◆ What to do
Read the records below and copy each line that contains "penggunaan".

◆ Dataset excerpts

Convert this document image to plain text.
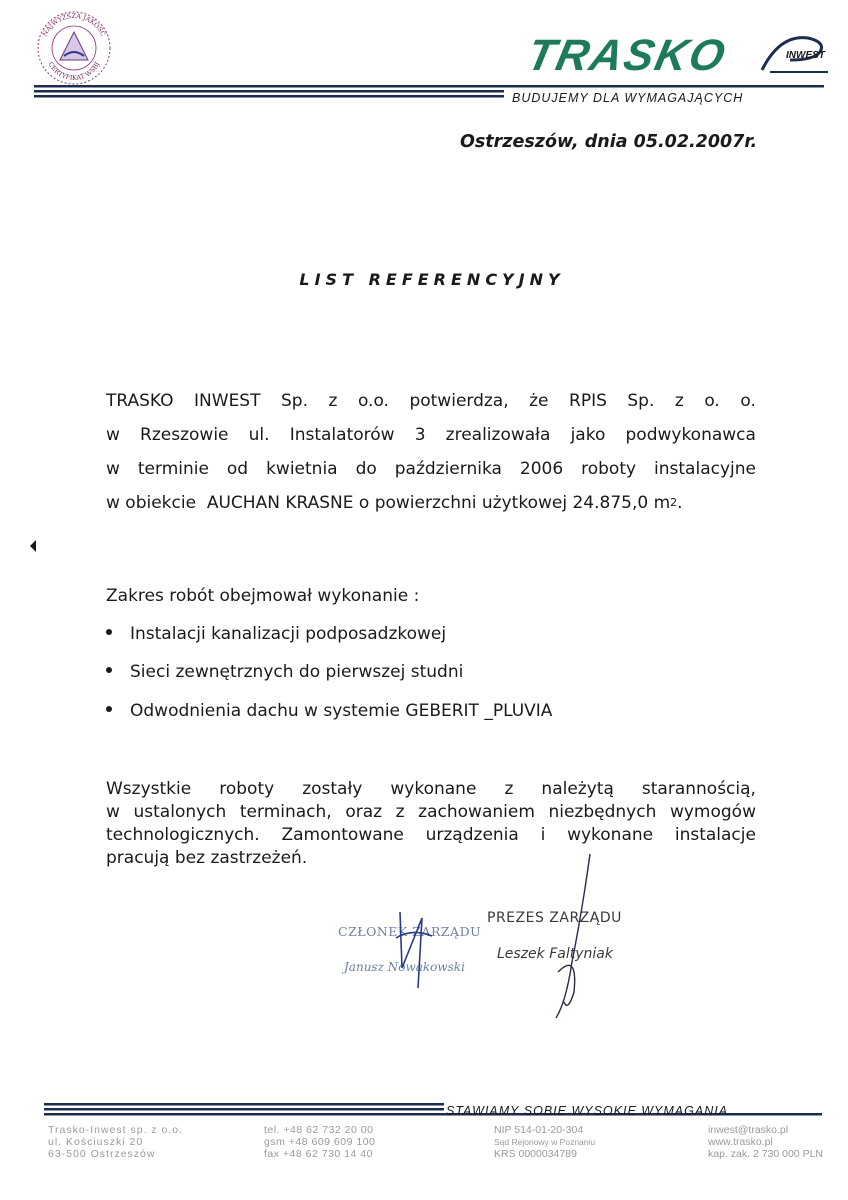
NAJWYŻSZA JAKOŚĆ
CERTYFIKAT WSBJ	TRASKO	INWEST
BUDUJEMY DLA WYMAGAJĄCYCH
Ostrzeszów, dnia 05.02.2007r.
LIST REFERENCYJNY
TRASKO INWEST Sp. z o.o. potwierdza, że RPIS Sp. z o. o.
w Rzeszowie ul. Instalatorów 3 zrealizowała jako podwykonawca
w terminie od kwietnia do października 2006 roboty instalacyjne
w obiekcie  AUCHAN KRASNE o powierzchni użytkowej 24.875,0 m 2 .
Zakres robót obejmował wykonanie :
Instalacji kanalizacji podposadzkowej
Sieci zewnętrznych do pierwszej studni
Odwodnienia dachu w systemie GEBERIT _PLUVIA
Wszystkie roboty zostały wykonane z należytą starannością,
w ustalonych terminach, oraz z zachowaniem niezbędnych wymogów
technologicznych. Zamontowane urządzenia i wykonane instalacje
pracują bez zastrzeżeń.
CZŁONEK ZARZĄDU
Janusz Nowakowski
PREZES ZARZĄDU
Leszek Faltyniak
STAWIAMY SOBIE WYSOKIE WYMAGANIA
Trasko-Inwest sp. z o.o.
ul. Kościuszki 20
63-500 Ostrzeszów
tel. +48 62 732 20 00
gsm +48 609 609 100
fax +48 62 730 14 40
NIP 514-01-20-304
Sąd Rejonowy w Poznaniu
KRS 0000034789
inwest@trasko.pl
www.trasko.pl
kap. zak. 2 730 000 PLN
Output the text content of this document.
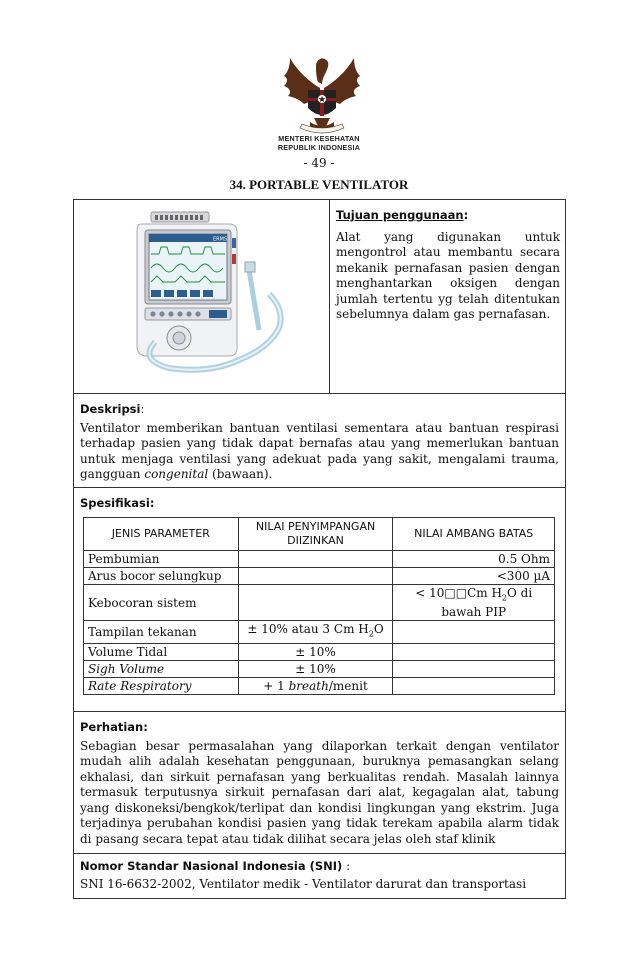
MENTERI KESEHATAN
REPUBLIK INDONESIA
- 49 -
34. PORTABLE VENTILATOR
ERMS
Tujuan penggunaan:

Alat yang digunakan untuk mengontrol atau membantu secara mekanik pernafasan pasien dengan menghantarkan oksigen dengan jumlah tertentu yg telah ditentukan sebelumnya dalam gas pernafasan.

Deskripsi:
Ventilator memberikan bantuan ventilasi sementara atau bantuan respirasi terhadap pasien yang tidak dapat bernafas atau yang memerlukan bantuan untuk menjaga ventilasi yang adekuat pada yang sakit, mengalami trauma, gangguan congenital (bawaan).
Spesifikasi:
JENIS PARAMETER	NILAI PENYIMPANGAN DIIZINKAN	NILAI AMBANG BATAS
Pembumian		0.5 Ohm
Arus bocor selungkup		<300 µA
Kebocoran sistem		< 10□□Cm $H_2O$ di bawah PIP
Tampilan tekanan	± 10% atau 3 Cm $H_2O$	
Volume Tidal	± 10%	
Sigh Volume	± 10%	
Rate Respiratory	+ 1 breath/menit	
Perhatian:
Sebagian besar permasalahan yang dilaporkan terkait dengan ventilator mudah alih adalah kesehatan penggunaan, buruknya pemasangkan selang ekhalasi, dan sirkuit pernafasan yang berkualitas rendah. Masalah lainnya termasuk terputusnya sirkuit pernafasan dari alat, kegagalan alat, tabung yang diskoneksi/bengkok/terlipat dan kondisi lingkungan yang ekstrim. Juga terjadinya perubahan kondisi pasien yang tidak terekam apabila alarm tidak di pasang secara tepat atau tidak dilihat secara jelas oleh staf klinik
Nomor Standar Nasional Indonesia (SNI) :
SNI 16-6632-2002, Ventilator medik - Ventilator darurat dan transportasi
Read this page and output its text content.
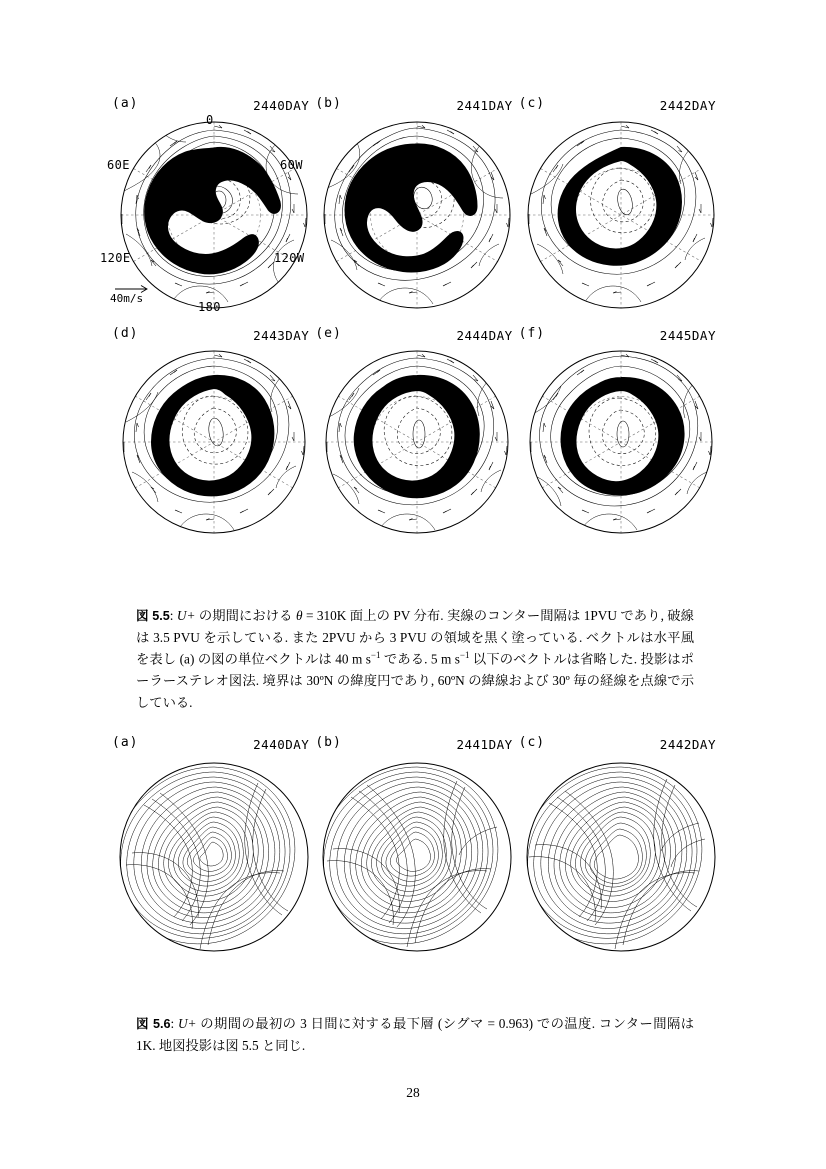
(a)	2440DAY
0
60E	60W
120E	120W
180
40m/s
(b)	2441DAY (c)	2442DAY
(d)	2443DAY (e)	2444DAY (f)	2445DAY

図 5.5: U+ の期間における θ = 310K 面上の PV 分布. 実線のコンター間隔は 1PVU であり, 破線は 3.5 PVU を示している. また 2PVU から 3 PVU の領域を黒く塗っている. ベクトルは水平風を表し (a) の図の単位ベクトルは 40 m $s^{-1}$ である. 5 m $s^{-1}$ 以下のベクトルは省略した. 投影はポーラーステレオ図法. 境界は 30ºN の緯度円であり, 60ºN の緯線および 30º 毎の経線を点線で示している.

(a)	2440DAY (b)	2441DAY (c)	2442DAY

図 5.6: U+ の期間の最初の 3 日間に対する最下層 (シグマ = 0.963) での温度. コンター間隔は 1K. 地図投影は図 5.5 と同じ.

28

◆ Written solution
Tujuan penggunaan:
Sebagian besar permasalahan yang dilaporkan terkait dengan ventilator mudah alih adalah kesehatan penggunaan, buruknya pemasangkan selang ekhalasi, dan sirkuit pernafasan yang berkualitas rendah. Masalah lainnya termasuk terputusnya sirkuit pernafasan dari alat, kegagalan alat, tabung yang diskoneksi/bengkok/terlipat dan kondisi lingkungan yang ekstrim. Juga terjadinya perubahan kondisi pasien yang tidak terekam apabila alarm tidak di pasang secara tepat atau tidak dilihat secara jelas oleh staf klinik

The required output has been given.